* [Written instruction]:
Each line of the listing must be transcribed exactly, except for the images, which should be excluded.

* [Input for this task]:
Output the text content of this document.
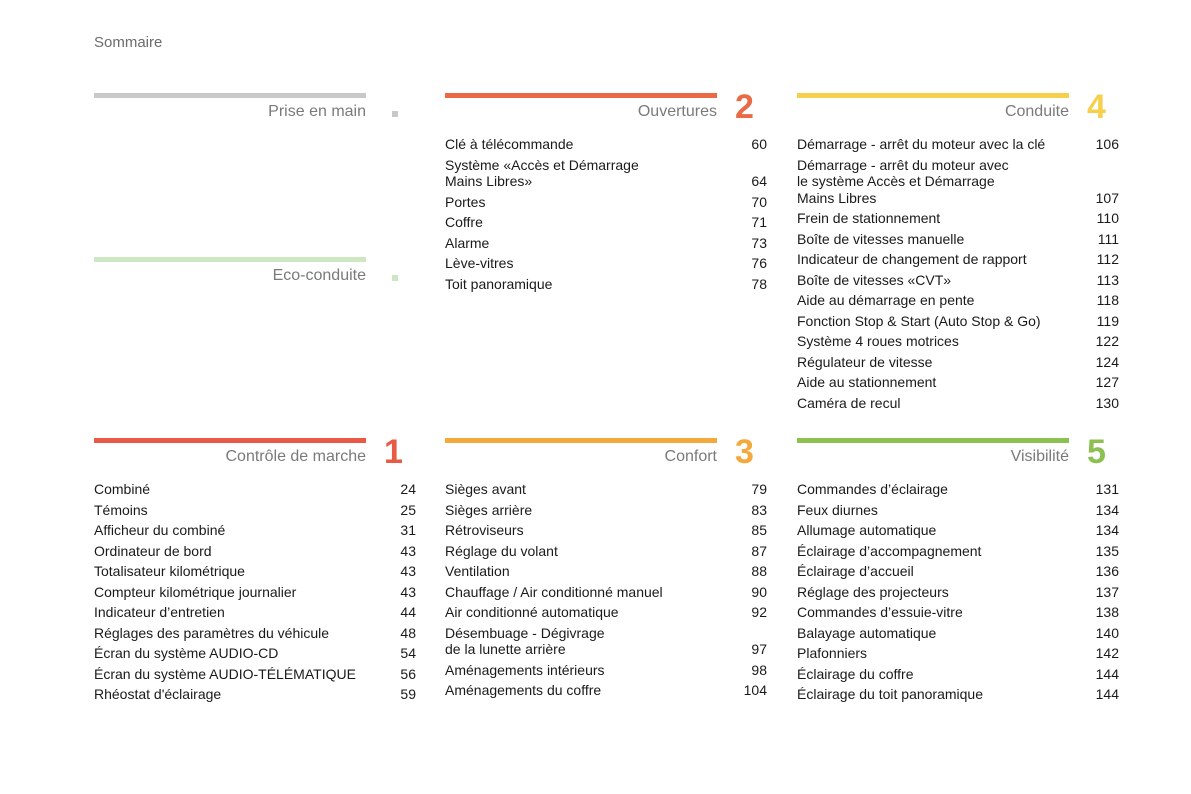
Sommaire
Prise en main
Eco-conduite
Ouvertures 2
Clé à télécommande	60
Système «Accès et Démarrage
Mains Libres»	64
Portes	70
Coffre	71
Alarme	73
Lève-vitres	76
Toit panoramique	78
Conduite 4
Démarrage - arrêt du moteur avec la clé	106
Démarrage - arrêt du moteur avec
le système Accès et Démarrage
Mains Libres	107
Frein de stationnement	110
Boîte de vitesses manuelle	111
Indicateur de changement de rapport	112
Boîte de vitesses «CVT»	113
Aide au démarrage en pente	118
Fonction Stop & Start (Auto Stop & Go)	119
Système 4 roues motrices	122
Régulateur de vitesse	124
Aide au stationnement	127
Caméra de recul	130
Contrôle de marche 1
Combiné	24
Témoins	25
Afficheur du combiné	31
Ordinateur de bord	43
Totalisateur kilométrique	43
Compteur kilométrique journalier	43
Indicateur d’entretien	44
Réglages des paramètres du véhicule	48
Écran du système AUDIO-CD	54
Écran du système AUDIO-TÉLÉMATIQUE	56
Rhéostat d'éclairage	59
Confort 3
Sièges avant	79
Sièges arrière	83
Rétroviseurs	85
Réglage du volant	87
Ventilation	88
Chauffage / Air conditionné manuel	90
Air conditionné automatique	92
Désembuage - Dégivrage
de la lunette arrière	97
Aménagements intérieurs	98
Aménagements du coffre	104
Visibilité 5
Commandes d’éclairage	131
Feux diurnes	134
Allumage automatique	134
Éclairage d’accompagnement	135
Éclairage d’accueil	136
Réglage des projecteurs	137
Commandes d’essuie-vitre	138
Balayage automatique	140
Plafonniers	142
Éclairage du coffre	144
Éclairage du toit panoramique	144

* [Result]:
Output the text content of this document.
Sommaire
Prise en main
Eco-conduite
Ouvertures 2
Clé à télécommande	60
Système «Accès et Démarrage
Mains Libres»	64
Portes	70
Coffre	71
Alarme	73
Lève-vitres	76
Toit panoramique	78
Conduite 4
Démarrage - arrêt du moteur avec la clé	106
Démarrage - arrêt du moteur avec
le système Accès et Démarrage
Mains Libres	107
Frein de stationnement	110
Boîte de vitesses manuelle	111
Indicateur de changement de rapport	112
Boîte de vitesses «CVT»	113
Aide au démarrage en pente	118
Fonction Stop & Start (Auto Stop & Go)	119
Système 4 roues motrices	122
Régulateur de vitesse	124
Aide au stationnement	127
Caméra de recul	130
Contrôle de marche 1
Combiné	24
Témoins	25
Afficheur du combiné	31
Ordinateur de bord	43
Totalisateur kilométrique	43
Compteur kilométrique journalier	43
Indicateur d’entretien	44
Réglages des paramètres du véhicule	48
Écran du système AUDIO-CD	54
Écran du système AUDIO-TÉLÉMATIQUE	56
Rhéostat d'éclairage	59
Confort 3
Sièges avant	79
Sièges arrière	83
Rétroviseurs	85
Réglage du volant	87
Ventilation	88
Chauffage / Air conditionné manuel	90
Air conditionné automatique	92
Désembuage - Dégivrage
de la lunette arrière	97
Aménagements intérieurs	98
Aménagements du coffre	104
Visibilité 5
Commandes d’éclairage	131
Feux diurnes	134
Allumage automatique	134
Éclairage d’accompagnement	135
Éclairage d’accueil	136
Réglage des projecteurs	137
Commandes d’essuie-vitre	138
Balayage automatique	140
Plafonniers	142
Éclairage du coffre	144
Éclairage du toit panoramique	144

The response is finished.